* Start Task input *

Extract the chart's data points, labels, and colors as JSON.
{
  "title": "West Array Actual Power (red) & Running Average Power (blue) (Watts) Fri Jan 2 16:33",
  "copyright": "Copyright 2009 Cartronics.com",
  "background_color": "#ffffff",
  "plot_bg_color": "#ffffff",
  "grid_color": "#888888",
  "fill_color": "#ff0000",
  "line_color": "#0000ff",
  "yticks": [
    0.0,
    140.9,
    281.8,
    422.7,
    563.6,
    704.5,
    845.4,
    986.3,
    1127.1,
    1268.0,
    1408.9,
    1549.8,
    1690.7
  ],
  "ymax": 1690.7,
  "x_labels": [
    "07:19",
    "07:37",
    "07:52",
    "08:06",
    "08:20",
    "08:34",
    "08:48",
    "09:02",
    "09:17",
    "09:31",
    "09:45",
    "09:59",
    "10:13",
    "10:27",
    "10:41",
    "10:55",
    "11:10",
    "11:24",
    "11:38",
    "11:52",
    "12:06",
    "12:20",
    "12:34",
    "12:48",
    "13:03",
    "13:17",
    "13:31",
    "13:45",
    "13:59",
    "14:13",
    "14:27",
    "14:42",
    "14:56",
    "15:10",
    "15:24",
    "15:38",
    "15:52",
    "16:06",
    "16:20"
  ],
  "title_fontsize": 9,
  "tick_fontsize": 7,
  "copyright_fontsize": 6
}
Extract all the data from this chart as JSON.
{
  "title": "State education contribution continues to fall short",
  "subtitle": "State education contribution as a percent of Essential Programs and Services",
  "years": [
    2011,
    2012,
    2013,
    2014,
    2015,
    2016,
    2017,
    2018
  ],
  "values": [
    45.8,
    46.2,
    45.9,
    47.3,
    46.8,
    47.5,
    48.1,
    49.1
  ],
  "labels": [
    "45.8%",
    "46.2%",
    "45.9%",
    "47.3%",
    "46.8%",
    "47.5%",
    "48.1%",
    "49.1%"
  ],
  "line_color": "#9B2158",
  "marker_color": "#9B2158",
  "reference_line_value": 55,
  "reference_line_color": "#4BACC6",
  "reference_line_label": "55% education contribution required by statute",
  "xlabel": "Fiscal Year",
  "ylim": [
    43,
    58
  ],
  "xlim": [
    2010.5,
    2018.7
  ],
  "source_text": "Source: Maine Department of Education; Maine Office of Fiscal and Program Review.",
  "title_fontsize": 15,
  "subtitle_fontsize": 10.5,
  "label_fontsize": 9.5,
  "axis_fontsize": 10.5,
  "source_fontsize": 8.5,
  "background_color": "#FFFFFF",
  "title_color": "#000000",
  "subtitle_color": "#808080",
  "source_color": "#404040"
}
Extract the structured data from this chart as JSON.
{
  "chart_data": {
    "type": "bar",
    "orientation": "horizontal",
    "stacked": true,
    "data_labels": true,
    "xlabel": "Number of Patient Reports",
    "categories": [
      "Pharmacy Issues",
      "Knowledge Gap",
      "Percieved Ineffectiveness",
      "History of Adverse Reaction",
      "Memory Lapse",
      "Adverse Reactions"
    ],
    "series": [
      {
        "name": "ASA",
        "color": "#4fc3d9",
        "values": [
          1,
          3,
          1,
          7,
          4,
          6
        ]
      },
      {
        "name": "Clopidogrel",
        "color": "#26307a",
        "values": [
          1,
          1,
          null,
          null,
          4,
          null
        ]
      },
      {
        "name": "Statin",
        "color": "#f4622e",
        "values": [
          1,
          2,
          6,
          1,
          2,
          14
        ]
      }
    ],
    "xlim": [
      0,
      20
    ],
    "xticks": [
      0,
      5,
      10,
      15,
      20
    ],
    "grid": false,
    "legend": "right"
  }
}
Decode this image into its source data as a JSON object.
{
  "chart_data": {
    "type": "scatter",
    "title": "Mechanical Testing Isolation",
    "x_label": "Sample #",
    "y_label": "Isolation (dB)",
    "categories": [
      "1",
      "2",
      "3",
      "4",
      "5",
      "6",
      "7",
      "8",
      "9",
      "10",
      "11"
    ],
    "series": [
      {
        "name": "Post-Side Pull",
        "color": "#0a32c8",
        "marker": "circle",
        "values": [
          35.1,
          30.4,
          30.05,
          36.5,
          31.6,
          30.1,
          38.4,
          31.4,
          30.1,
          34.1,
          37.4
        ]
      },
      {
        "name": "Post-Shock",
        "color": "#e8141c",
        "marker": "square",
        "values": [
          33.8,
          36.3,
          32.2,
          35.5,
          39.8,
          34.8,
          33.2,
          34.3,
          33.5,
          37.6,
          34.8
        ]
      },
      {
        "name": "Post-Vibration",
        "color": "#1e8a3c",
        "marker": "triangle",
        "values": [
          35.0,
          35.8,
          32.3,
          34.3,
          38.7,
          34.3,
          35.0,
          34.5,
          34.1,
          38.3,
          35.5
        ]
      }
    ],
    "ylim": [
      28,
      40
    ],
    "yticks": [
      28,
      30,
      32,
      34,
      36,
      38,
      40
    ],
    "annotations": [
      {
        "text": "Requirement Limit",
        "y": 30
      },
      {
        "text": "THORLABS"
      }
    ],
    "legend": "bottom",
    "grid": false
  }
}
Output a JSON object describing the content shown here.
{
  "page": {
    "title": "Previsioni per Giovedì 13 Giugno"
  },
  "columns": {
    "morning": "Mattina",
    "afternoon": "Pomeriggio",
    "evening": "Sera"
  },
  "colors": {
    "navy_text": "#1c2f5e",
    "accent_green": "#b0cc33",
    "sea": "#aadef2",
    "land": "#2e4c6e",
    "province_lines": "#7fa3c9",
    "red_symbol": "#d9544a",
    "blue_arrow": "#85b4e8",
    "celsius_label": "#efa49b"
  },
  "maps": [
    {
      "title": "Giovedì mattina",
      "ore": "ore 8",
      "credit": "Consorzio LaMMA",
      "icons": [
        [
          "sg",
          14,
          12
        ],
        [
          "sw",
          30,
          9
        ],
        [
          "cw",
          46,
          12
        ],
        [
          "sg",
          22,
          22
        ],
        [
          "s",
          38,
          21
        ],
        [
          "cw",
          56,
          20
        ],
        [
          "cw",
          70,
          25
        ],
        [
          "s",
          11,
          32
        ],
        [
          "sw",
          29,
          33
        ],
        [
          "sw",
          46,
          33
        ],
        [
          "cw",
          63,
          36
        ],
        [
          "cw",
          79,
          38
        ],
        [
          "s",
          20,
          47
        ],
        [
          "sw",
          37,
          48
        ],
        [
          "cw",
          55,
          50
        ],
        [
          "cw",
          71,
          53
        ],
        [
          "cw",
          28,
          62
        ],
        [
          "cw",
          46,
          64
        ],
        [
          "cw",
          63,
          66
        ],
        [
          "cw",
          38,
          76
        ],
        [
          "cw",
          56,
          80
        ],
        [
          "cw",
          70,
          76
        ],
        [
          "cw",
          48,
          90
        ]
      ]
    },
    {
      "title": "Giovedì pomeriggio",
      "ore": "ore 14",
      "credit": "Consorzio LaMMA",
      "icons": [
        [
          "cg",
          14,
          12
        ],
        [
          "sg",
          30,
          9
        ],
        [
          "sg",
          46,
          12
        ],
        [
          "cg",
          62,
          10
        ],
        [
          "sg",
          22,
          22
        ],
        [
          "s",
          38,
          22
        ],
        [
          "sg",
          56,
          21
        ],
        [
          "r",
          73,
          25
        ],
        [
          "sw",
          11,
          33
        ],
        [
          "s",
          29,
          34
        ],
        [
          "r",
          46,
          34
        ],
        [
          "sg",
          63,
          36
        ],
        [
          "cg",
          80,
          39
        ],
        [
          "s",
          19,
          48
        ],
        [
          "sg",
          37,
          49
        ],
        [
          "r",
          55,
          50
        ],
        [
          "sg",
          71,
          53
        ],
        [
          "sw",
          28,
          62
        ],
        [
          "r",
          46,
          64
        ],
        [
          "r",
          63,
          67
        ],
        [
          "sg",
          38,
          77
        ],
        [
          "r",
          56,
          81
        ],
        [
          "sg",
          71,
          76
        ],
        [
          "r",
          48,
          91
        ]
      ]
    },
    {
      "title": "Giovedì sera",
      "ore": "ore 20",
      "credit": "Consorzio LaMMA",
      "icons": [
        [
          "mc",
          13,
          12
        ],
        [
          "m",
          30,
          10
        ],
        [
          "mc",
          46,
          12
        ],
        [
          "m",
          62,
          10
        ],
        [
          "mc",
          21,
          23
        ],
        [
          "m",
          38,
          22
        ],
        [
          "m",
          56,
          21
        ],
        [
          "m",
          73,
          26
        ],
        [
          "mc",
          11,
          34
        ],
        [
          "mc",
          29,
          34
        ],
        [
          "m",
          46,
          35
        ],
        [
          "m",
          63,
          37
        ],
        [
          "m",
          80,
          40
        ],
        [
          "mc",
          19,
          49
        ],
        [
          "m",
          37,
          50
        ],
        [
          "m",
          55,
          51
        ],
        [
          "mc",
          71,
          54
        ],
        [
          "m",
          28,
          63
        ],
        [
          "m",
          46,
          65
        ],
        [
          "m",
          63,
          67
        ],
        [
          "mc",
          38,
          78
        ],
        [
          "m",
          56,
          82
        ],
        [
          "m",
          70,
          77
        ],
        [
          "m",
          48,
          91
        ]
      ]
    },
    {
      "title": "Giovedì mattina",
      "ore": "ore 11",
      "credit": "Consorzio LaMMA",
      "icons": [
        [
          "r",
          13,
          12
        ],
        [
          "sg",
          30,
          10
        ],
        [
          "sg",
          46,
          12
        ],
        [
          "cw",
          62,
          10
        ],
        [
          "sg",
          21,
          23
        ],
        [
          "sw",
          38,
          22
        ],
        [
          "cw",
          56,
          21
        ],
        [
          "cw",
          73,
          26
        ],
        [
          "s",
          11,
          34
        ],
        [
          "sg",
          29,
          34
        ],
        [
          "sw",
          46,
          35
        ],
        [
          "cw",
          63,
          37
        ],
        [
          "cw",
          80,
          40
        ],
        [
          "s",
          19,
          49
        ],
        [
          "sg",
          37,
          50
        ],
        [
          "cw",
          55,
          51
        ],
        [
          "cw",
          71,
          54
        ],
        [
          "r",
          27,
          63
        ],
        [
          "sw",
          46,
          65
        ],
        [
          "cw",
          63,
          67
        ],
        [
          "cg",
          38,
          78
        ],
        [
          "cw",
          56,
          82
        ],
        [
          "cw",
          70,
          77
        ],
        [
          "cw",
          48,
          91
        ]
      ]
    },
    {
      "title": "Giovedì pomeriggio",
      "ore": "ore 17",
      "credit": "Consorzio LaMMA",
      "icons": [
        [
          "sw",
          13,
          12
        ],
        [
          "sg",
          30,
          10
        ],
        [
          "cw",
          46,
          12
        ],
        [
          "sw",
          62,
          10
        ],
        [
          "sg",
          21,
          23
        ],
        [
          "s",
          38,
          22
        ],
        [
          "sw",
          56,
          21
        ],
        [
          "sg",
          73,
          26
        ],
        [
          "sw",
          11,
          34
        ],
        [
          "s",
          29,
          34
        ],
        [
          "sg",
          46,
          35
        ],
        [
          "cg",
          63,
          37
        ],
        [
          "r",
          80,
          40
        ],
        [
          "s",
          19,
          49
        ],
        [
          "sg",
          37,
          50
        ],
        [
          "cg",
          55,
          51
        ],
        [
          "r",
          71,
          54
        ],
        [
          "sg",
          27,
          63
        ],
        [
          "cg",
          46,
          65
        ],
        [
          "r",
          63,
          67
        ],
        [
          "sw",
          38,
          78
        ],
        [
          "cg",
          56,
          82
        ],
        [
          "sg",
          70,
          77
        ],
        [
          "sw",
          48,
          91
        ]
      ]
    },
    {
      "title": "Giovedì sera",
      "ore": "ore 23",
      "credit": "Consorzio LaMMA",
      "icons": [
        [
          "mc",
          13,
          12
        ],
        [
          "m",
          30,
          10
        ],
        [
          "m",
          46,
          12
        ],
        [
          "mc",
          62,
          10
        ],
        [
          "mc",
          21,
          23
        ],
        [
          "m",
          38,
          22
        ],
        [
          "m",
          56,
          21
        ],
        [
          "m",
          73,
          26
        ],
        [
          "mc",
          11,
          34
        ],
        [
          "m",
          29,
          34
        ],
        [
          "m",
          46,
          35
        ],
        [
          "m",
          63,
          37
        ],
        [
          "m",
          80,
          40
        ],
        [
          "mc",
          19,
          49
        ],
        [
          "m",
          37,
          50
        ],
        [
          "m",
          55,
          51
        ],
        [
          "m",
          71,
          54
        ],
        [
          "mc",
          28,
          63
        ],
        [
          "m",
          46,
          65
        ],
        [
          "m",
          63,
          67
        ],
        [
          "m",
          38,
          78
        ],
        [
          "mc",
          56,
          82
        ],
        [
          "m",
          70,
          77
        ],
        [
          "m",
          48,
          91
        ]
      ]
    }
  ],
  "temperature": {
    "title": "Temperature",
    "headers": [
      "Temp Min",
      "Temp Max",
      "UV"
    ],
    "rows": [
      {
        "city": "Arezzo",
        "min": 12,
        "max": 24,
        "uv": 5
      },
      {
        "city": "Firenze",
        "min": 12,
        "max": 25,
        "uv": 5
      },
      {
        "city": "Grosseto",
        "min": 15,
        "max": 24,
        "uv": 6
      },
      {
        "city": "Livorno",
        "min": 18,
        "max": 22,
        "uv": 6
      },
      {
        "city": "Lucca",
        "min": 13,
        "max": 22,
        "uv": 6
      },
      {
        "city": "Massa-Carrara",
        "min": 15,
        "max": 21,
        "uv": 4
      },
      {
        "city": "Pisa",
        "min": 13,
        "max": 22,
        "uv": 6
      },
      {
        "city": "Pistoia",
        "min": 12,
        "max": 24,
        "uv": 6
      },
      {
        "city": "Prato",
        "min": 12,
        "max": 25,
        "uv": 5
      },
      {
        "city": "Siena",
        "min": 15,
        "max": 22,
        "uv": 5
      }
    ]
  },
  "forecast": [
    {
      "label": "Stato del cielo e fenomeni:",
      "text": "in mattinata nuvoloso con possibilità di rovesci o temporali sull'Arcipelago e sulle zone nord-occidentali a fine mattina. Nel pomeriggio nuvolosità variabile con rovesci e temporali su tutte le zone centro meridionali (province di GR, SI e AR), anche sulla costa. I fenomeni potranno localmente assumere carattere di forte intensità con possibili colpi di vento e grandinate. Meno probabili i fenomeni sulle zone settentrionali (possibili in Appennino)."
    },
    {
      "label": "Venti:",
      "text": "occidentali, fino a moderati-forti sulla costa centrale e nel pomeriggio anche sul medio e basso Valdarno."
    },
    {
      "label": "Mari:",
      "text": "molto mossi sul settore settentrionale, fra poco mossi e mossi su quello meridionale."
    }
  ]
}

* End Task input *

→ **Written instruction**: Select from the material above each line in which the string "object" appears, and list those lines.

→ **Correct result**:
Decode this image into its source data as a JSON object.
Output a JSON object describing the content shown here.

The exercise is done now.